§ Record extracts
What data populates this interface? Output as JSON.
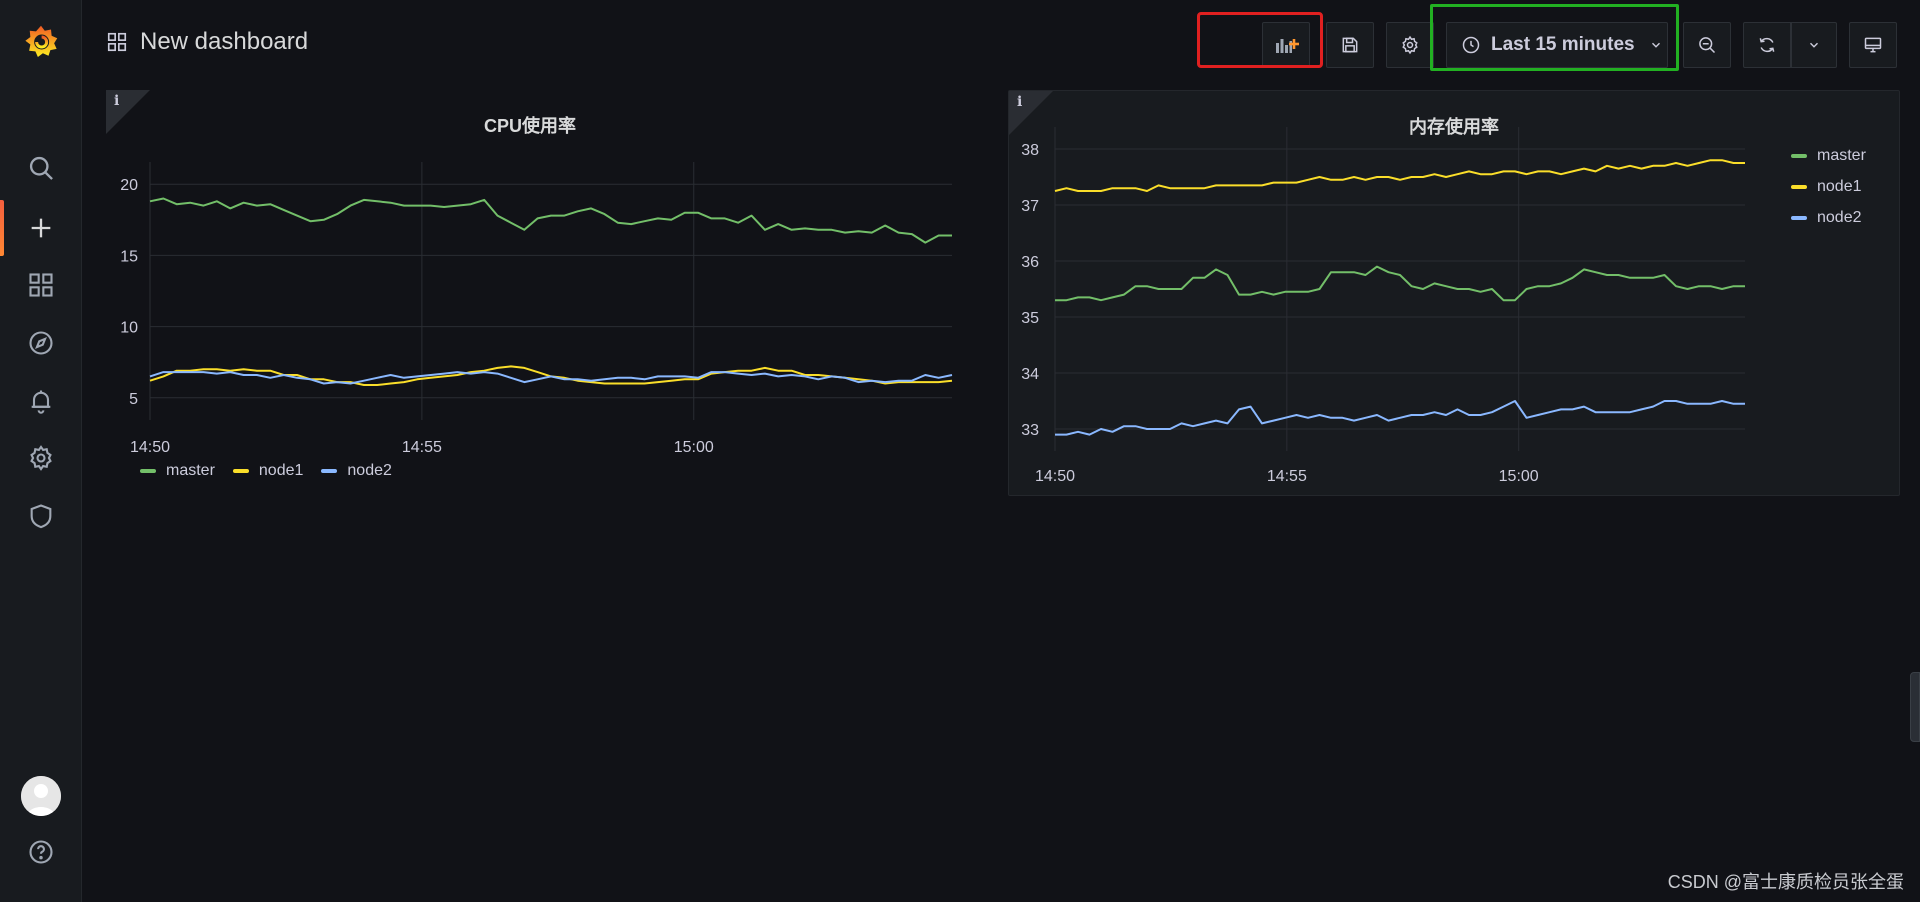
{
  "app": {
    "dashboard_title": "New dashboard"
  },
  "toolbar": {
    "time_range": "Last 15 minutes",
    "icons": [
      "add-panel-icon",
      "save-icon",
      "settings-icon",
      "clock-icon",
      "chevron-down-icon",
      "zoom-out-icon",
      "refresh-icon",
      "chevron-down-icon",
      "tv-icon"
    ]
  },
  "sidebar": {
    "items": [
      "grafana-logo-icon",
      "search-icon",
      "plus-icon",
      "dashboards-icon",
      "explore-icon",
      "alerting-icon",
      "gear-icon",
      "shield-icon",
      "avatar",
      "help-icon"
    ]
  },
  "colors": {
    "master": "#73bf69",
    "node1": "#fade2a",
    "node2": "#8ab8ff",
    "accent": "#ff8833"
  },
  "panels": [
    {
      "title": "CPU使用率",
      "info_label": "i",
      "legend_placement": "bottom",
      "chart_data": {
        "type": "line",
        "x_ticks": [
          "14:50",
          "14:55",
          "15:00"
        ],
        "y_ticks": [
          5,
          10,
          15,
          20
        ],
        "ylim": [
          4,
          21
        ],
        "series": [
          {
            "name": "master",
            "values": [
              18.8,
              19,
              18.6,
              18.7,
              18.5,
              18.8,
              18.3,
              18.7,
              18.5,
              18.6,
              18.2,
              17.8,
              17.4,
              17.5,
              17.9,
              18.5,
              18.9,
              18.8,
              18.7,
              18.5,
              18.5,
              18.5,
              18.4,
              18.5,
              18.6,
              18.9,
              17.8,
              17.3,
              16.8,
              17.6,
              17.8,
              17.8,
              18.1,
              18.3,
              17.9,
              17.3,
              17.2,
              17.4,
              17.6,
              17.5,
              18,
              18,
              17.6,
              17.6,
              17.3,
              17.8,
              16.8,
              17.2,
              16.8,
              16.9,
              16.8,
              16.8,
              16.6,
              16.7,
              16.6,
              17.1,
              16.6,
              16.5,
              15.9,
              16.4,
              16.4
            ]
          },
          {
            "name": "node1",
            "values": [
              6.2,
              6.5,
              6.9,
              6.9,
              7,
              7,
              6.9,
              7,
              6.9,
              6.9,
              6.6,
              6.6,
              6.3,
              6.3,
              6.1,
              6.1,
              5.9,
              5.9,
              6,
              6.1,
              6.3,
              6.4,
              6.5,
              6.6,
              6.8,
              6.9,
              7.1,
              7.2,
              7.1,
              6.8,
              6.5,
              6.4,
              6.2,
              6.1,
              6,
              6,
              6,
              6,
              6.1,
              6.2,
              6.3,
              6.3,
              6.7,
              6.8,
              6.9,
              6.9,
              7.1,
              6.9,
              6.9,
              6.6,
              6.6,
              6.5,
              6.4,
              6.3,
              6.2,
              6,
              6.1,
              6.1,
              6.1,
              6.1,
              6.2
            ]
          },
          {
            "name": "node2",
            "values": [
              6.5,
              6.8,
              6.8,
              6.8,
              6.8,
              6.7,
              6.8,
              6.6,
              6.6,
              6.4,
              6.6,
              6.4,
              6.3,
              6,
              6.1,
              6,
              6.2,
              6.4,
              6.6,
              6.4,
              6.5,
              6.6,
              6.7,
              6.8,
              6.7,
              6.8,
              6.7,
              6.4,
              6.1,
              6.3,
              6.5,
              6.3,
              6.3,
              6.2,
              6.3,
              6.4,
              6.4,
              6.3,
              6.5,
              6.5,
              6.5,
              6.4,
              6.8,
              6.8,
              6.7,
              6.6,
              6.7,
              6.5,
              6.6,
              6.5,
              6.3,
              6.5,
              6.4,
              6.1,
              6.2,
              6.1,
              6.2,
              6.2,
              6.6,
              6.4,
              6.6
            ]
          }
        ]
      }
    },
    {
      "title": "内存使用率",
      "info_label": "i",
      "legend_placement": "right",
      "chart_data": {
        "type": "line",
        "x_ticks": [
          "14:50",
          "14:55",
          "15:00"
        ],
        "y_ticks": [
          33,
          34,
          35,
          36,
          37,
          38
        ],
        "ylim": [
          32.75,
          38.25
        ],
        "series": [
          {
            "name": "master",
            "values": [
              35.3,
              35.3,
              35.35,
              35.35,
              35.3,
              35.35,
              35.4,
              35.55,
              35.55,
              35.5,
              35.5,
              35.5,
              35.7,
              35.7,
              35.85,
              35.75,
              35.4,
              35.4,
              35.45,
              35.4,
              35.45,
              35.45,
              35.45,
              35.5,
              35.8,
              35.8,
              35.8,
              35.75,
              35.9,
              35.8,
              35.75,
              35.55,
              35.5,
              35.6,
              35.55,
              35.5,
              35.5,
              35.45,
              35.5,
              35.3,
              35.3,
              35.5,
              35.55,
              35.55,
              35.6,
              35.7,
              35.85,
              35.8,
              35.75,
              35.75,
              35.7,
              35.7,
              35.7,
              35.75,
              35.55,
              35.5,
              35.55,
              35.55,
              35.5,
              35.55,
              35.55
            ]
          },
          {
            "name": "node1",
            "values": [
              37.25,
              37.3,
              37.25,
              37.25,
              37.25,
              37.3,
              37.3,
              37.3,
              37.25,
              37.35,
              37.3,
              37.3,
              37.3,
              37.3,
              37.35,
              37.35,
              37.35,
              37.35,
              37.35,
              37.4,
              37.4,
              37.4,
              37.45,
              37.5,
              37.45,
              37.45,
              37.5,
              37.45,
              37.5,
              37.5,
              37.45,
              37.5,
              37.5,
              37.55,
              37.5,
              37.55,
              37.6,
              37.55,
              37.55,
              37.6,
              37.6,
              37.55,
              37.6,
              37.6,
              37.55,
              37.6,
              37.65,
              37.6,
              37.7,
              37.65,
              37.7,
              37.65,
              37.7,
              37.7,
              37.75,
              37.7,
              37.75,
              37.8,
              37.8,
              37.75,
              37.75
            ]
          },
          {
            "name": "node2",
            "values": [
              32.9,
              32.9,
              32.95,
              32.9,
              33,
              32.95,
              33.05,
              33.05,
              33,
              33,
              33,
              33.1,
              33.05,
              33.1,
              33.15,
              33.1,
              33.35,
              33.4,
              33.1,
              33.15,
              33.2,
              33.25,
              33.2,
              33.25,
              33.2,
              33.2,
              33.15,
              33.2,
              33.25,
              33.15,
              33.2,
              33.25,
              33.25,
              33.3,
              33.25,
              33.35,
              33.25,
              33.25,
              33.3,
              33.4,
              33.5,
              33.2,
              33.25,
              33.3,
              33.35,
              33.35,
              33.4,
              33.3,
              33.3,
              33.3,
              33.3,
              33.35,
              33.4,
              33.5,
              33.5,
              33.45,
              33.45,
              33.45,
              33.5,
              33.45,
              33.45
            ]
          }
        ]
      }
    }
  ],
  "watermark": "CSDN @富士康质检员张全蛋"
}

§ Exercise directions
Return the listing above unchanged, apart from dropping its pictures.

§ Output of the exercise
What data populates this interface? Output as JSON.
{
  "app": {
    "dashboard_title": "New dashboard"
  },
  "toolbar": {
    "time_range": "Last 15 minutes",
    "icons": [
      "add-panel-icon",
      "save-icon",
      "settings-icon",
      "clock-icon",
      "chevron-down-icon",
      "zoom-out-icon",
      "refresh-icon",
      "chevron-down-icon",
      "tv-icon"
    ]
  },
  "sidebar": {
    "items": [
      "grafana-logo-icon",
      "search-icon",
      "plus-icon",
      "dashboards-icon",
      "explore-icon",
      "alerting-icon",
      "gear-icon",
      "shield-icon",
      "avatar",
      "help-icon"
    ]
  },
  "colors": {
    "master": "#73bf69",
    "node1": "#fade2a",
    "node2": "#8ab8ff",
    "accent": "#ff8833"
  },
  "panels": [
    {
      "title": "CPU使用率",
      "info_label": "i",
      "legend_placement": "bottom",
      "chart_data": {
        "type": "line",
        "x_ticks": [
          "14:50",
          "14:55",
          "15:00"
        ],
        "y_ticks": [
          5,
          10,
          15,
          20
        ],
        "ylim": [
          4,
          21
        ],
        "series": [
          {
            "name": "master",
            "values": [
              18.8,
              19,
              18.6,
              18.7,
              18.5,
              18.8,
              18.3,
              18.7,
              18.5,
              18.6,
              18.2,
              17.8,
              17.4,
              17.5,
              17.9,
              18.5,
              18.9,
              18.8,
              18.7,
              18.5,
              18.5,
              18.5,
              18.4,
              18.5,
              18.6,
              18.9,
              17.8,
              17.3,
              16.8,
              17.6,
              17.8,
              17.8,
              18.1,
              18.3,
              17.9,
              17.3,
              17.2,
              17.4,
              17.6,
              17.5,
              18,
              18,
              17.6,
              17.6,
              17.3,
              17.8,
              16.8,
              17.2,
              16.8,
              16.9,
              16.8,
              16.8,
              16.6,
              16.7,
              16.6,
              17.1,
              16.6,
              16.5,
              15.9,
              16.4,
              16.4
            ]
          },
          {
            "name": "node1",
            "values": [
              6.2,
              6.5,
              6.9,
              6.9,
              7,
              7,
              6.9,
              7,
              6.9,
              6.9,
              6.6,
              6.6,
              6.3,
              6.3,
              6.1,
              6.1,
              5.9,
              5.9,
              6,
              6.1,
              6.3,
              6.4,
              6.5,
              6.6,
              6.8,
              6.9,
              7.1,
              7.2,
              7.1,
              6.8,
              6.5,
              6.4,
              6.2,
              6.1,
              6,
              6,
              6,
              6,
              6.1,
              6.2,
              6.3,
              6.3,
              6.7,
              6.8,
              6.9,
              6.9,
              7.1,
              6.9,
              6.9,
              6.6,
              6.6,
              6.5,
              6.4,
              6.3,
              6.2,
              6,
              6.1,
              6.1,
              6.1,
              6.1,
              6.2
            ]
          },
          {
            "name": "node2",
            "values": [
              6.5,
              6.8,
              6.8,
              6.8,
              6.8,
              6.7,
              6.8,
              6.6,
              6.6,
              6.4,
              6.6,
              6.4,
              6.3,
              6,
              6.1,
              6,
              6.2,
              6.4,
              6.6,
              6.4,
              6.5,
              6.6,
              6.7,
              6.8,
              6.7,
              6.8,
              6.7,
              6.4,
              6.1,
              6.3,
              6.5,
              6.3,
              6.3,
              6.2,
              6.3,
              6.4,
              6.4,
              6.3,
              6.5,
              6.5,
              6.5,
              6.4,
              6.8,
              6.8,
              6.7,
              6.6,
              6.7,
              6.5,
              6.6,
              6.5,
              6.3,
              6.5,
              6.4,
              6.1,
              6.2,
              6.1,
              6.2,
              6.2,
              6.6,
              6.4,
              6.6
            ]
          }
        ]
      }
    },
    {
      "title": "内存使用率",
      "info_label": "i",
      "legend_placement": "right",
      "chart_data": {
        "type": "line",
        "x_ticks": [
          "14:50",
          "14:55",
          "15:00"
        ],
        "y_ticks": [
          33,
          34,
          35,
          36,
          37,
          38
        ],
        "ylim": [
          32.75,
          38.25
        ],
        "series": [
          {
            "name": "master",
            "values": [
              35.3,
              35.3,
              35.35,
              35.35,
              35.3,
              35.35,
              35.4,
              35.55,
              35.55,
              35.5,
              35.5,
              35.5,
              35.7,
              35.7,
              35.85,
              35.75,
              35.4,
              35.4,
              35.45,
              35.4,
              35.45,
              35.45,
              35.45,
              35.5,
              35.8,
              35.8,
              35.8,
              35.75,
              35.9,
              35.8,
              35.75,
              35.55,
              35.5,
              35.6,
              35.55,
              35.5,
              35.5,
              35.45,
              35.5,
              35.3,
              35.3,
              35.5,
              35.55,
              35.55,
              35.6,
              35.7,
              35.85,
              35.8,
              35.75,
              35.75,
              35.7,
              35.7,
              35.7,
              35.75,
              35.55,
              35.5,
              35.55,
              35.55,
              35.5,
              35.55,
              35.55
            ]
          },
          {
            "name": "node1",
            "values": [
              37.25,
              37.3,
              37.25,
              37.25,
              37.25,
              37.3,
              37.3,
              37.3,
              37.25,
              37.35,
              37.3,
              37.3,
              37.3,
              37.3,
              37.35,
              37.35,
              37.35,
              37.35,
              37.35,
              37.4,
              37.4,
              37.4,
              37.45,
              37.5,
              37.45,
              37.45,
              37.5,
              37.45,
              37.5,
              37.5,
              37.45,
              37.5,
              37.5,
              37.55,
              37.5,
              37.55,
              37.6,
              37.55,
              37.55,
              37.6,
              37.6,
              37.55,
              37.6,
              37.6,
              37.55,
              37.6,
              37.65,
              37.6,
              37.7,
              37.65,
              37.7,
              37.65,
              37.7,
              37.7,
              37.75,
              37.7,
              37.75,
              37.8,
              37.8,
              37.75,
              37.75
            ]
          },
          {
            "name": "node2",
            "values": [
              32.9,
              32.9,
              32.95,
              32.9,
              33,
              32.95,
              33.05,
              33.05,
              33,
              33,
              33,
              33.1,
              33.05,
              33.1,
              33.15,
              33.1,
              33.35,
              33.4,
              33.1,
              33.15,
              33.2,
              33.25,
              33.2,
              33.25,
              33.2,
              33.2,
              33.15,
              33.2,
              33.25,
              33.15,
              33.2,
              33.25,
              33.25,
              33.3,
              33.25,
              33.35,
              33.25,
              33.25,
              33.3,
              33.4,
              33.5,
              33.2,
              33.25,
              33.3,
              33.35,
              33.35,
              33.4,
              33.3,
              33.3,
              33.3,
              33.3,
              33.35,
              33.4,
              33.5,
              33.5,
              33.45,
              33.45,
              33.45,
              33.5,
              33.45,
              33.45
            ]
          }
        ]
      }
    }
  ],
  "watermark": "CSDN @富士康质检员张全蛋"
}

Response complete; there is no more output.